___ Text passage ___

3. get_mean_context_embeds(...) should only require about 2 lines of TensorFlow
code.
Submitting Stage 1
You should submit Stage 1 by typing:
give cs9444 hw2 word2vec_fns.py CBOW_Embeddings.npy
The submission deadline for Stage 1 is Sunday 8 October.
Stage 2: Sentiment Classifier
Download hw2sent.zip from the hw2 directory and unzip it to produce a
directory hw2sent containing these files:
implementation.py this is a skeleton file for your RNN classifier implementation
train.py file that calls implementation.py and trains your sentiment model
If you are running on your own machine, you will also need to download the
file glove.6B.50d.txt.gz and gunzip it. If you are running on the Lab machines, you
could use the copy of glove.6B.50d.txt in the class account by uncommenting this line
in implementation.py (and commenting out the line above it)
data =
open("/home/cs9444/public_html/17s2/hw2/glove.6B.50d.txt",'r',encoding="utf-8")
In this assignment, unlike assignment 1, the network structure is not specified, and you
will be assessed based on the performance of your final classifier.
There are very few constraints on your model - it must only use some form of recurrent
unit (tanh, LSTM, GRU etc.) and be trained by the code provided.
So that no one has an advantage due to access to better hardware, we have provided
the train.py file. On submission, you should train your model using an unedited version
of train.py (this ensures the same number of data presentations for everyone's model).
While an unchanged file must be used during submission, you are encouraged to make
changes to this file during development. You may want to track additional tensors in
tensorboard, or serialize training data so that the word embedding is not called on each
run. It would also be highly advisable to split the data into a training and validation set to
ensure your model does not overfit.
You must make use of recurrent network elements in your final solution. Aside from the
fact that this is the type of network this assessment aims to assess, for text classification
some recurrency will be important. Consider the review fragment; "I really thought this
was a great example of how not to make a movie.". A naive classifier (e.g. a feed forward
network trained on word counts) would be unable to correctly identify the sentiment as it
depends on the tail end of the review being understood in the context of the "not"
negation. Recurrent units allow us to preserve this dependency as we parse the review.
During testing, we will load your saved network from a TensorFlow checkpoint (see: the
TensorFlow programmers guide to saved models). To allow our test code to find the
correct path of the graph to connect to, the following naming requirements must be
implemented.
1. Input placeholder: name="input_data"
2. labels placeholder: name="labels"
3. accuracy tensor: name="accuracy"
4. loss tensor: name="loss"
If your code does not meet these requirements it cannot be marked and will be recorded
as incomplete.
Code Structure
train.py
This file contains the training code for the model to be defined in implementation.py
It calls functions to load the data, convert it to embedded form, and define the model
structure. It then runs 100000 training iterations, with whatever batch size is defined
in implementation.py.
Accuracy and loss values are printed to the terminal every 50 iterations, and are also
saved as tensorboard summaries in a created tensorboard directory. The model is saved
every 10000 iterations. These model files are saved in a created checkpoints directory,
and should consist of a checkpoint file, plus three files ending in the extentions .data00000-of-00001, .indexand .meta .

___ Data extract ___

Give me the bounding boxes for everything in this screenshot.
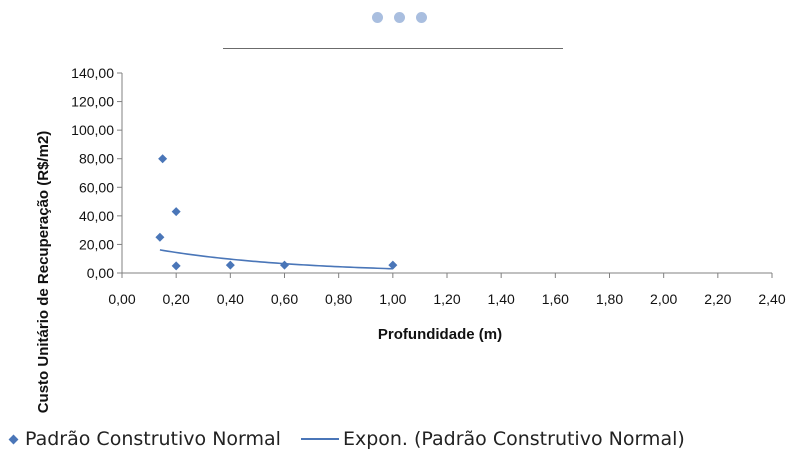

___

#### Set tasks:
- A) Answer these questions from the assignment text, one answer per line, marked like the questions:
(i) What is the submission deadline for Stage 1?
(ii) What name must the labels placeholder have?
(iii) How often is the model saved during training?
- B) Return the part of the assignment text that opens with the words containing "Accuracy and loss" and closes with "extentions .data00000-of-00001, .indexand .meta .", copied word for word.
- C) Carry the assignment text on from its final sentence.

#### Results:
- A)
(i) Sunday 8 October
(ii) "labels"
(iii) Every 10000 iterations

- B)
Accuracy and loss values are printed to the terminal every 50 iterations, and are also
saved as tensorboard summaries in a created tensorboard directory. The model is saved
every 10000 iterations. These model files are saved in a created checkpoints directory,
and should consist of a checkpoint file, plus three files ending in the extentions .data00000-of-00001, .indexand .meta .

- C)
This is the model that must be submitted, and will be used for marking.
implemention.py
This is where you should implement your solution. This file must contain three
functions: load_glove_embeddings(), load_data() and define_graph()
load_glove_embeddings() should load the word embedding vectors found
in glove.6B.50d.txt and return the vectors in array form, and a dictionary matching
words to index's in that array. The array should contain one vector per row, and the
dictionary should have words in string form as keys, and index's as values. For example,
in the provided file, the first word vector is for "the". On loading this first vector, the
values themselves (0.418 0.24968 -0.41242 0.1217 etc.) should be put in the first row of
the array. A new entry in the dictionary should then be added: {"the":0}. This tells us that
the vector values for the word "the" are located in the first row of our embeddings array.
There should also be a 0 vector as the first entry, with it's associated key being 'UNK' -
this will be used for unknown words.
load_data(glove_dict) should load the training data found in reviews.tar.gz into a
numpy array that can be used for training. Reviews should take up one row of the array,
which must be capped at 40 colums. Each element should contain the index of the word
from that review in the generated embeddings array. If reviews are shorter than 40 words
they should be 0-padded.
define_graph(glove_embeddings_arr, batch_size) This is where you should define your
model. The embedding array will be required to perform an embedding lookup
(tf.nn.embedding_lookup()). You are required to make use of at least one recurrent unit -
either an LSTM, GRU or tanh. To ensure your model is sufficiently general (so as to
achieve the best test accuracy) you should experiment with regularization techniques such
as dropout. This is where you must also provide the correct names for your placeholders
and variables.
There is also a global variable, batch_size which you should experiment with changing.
This defines the size of the batches that will be used to train the model in train.py and
may have a significant effect on model performance.
Visualizing Your Progress
In addition to the output of train.py, you can view the progress of your models using the
tensorboard logging included in that file. To view these logs, run the following command
from the src directory:
python3 -m tensorflow.tensorboard --logdir=./tensorboard
Depending on your installation, the following command might also work:
tensorboard --logdir=./tensorboard
1. open a Web browser and navigate to http://localhost:6006
2. you should be able to see a plot of the loss and accuracies in TensorBoard under
the "scalars" tab
Make sure you are in the same directory from which train.py is running. For this
assignment, tensorboard is an extremely useful tool and you should endeavor to get it
running. A good resource is here for more information.
Submission
You should submit Stage 1 by typing
give cs9444 hw2 word2vec_fns.py CBOW_Embeddings.npy
For Stage 2, you need to submit four files:
• Your complete implementation.py file
• the (final) checkpoint files generated by train.py
If these files are in a directory by themselves, you can submit by typing:
give cs9444 hw2sent implementation.py *.data* *.index *.meta
You can submit as many times as you like - later submissions will overwrite earlier ones,
and submissions by either group member will overwrite those of the other. You can check
that your submission has been received by using the following command:
9444 classrun -check
The submission deadline for Stage 1 is Sunday 8 October, 23:59.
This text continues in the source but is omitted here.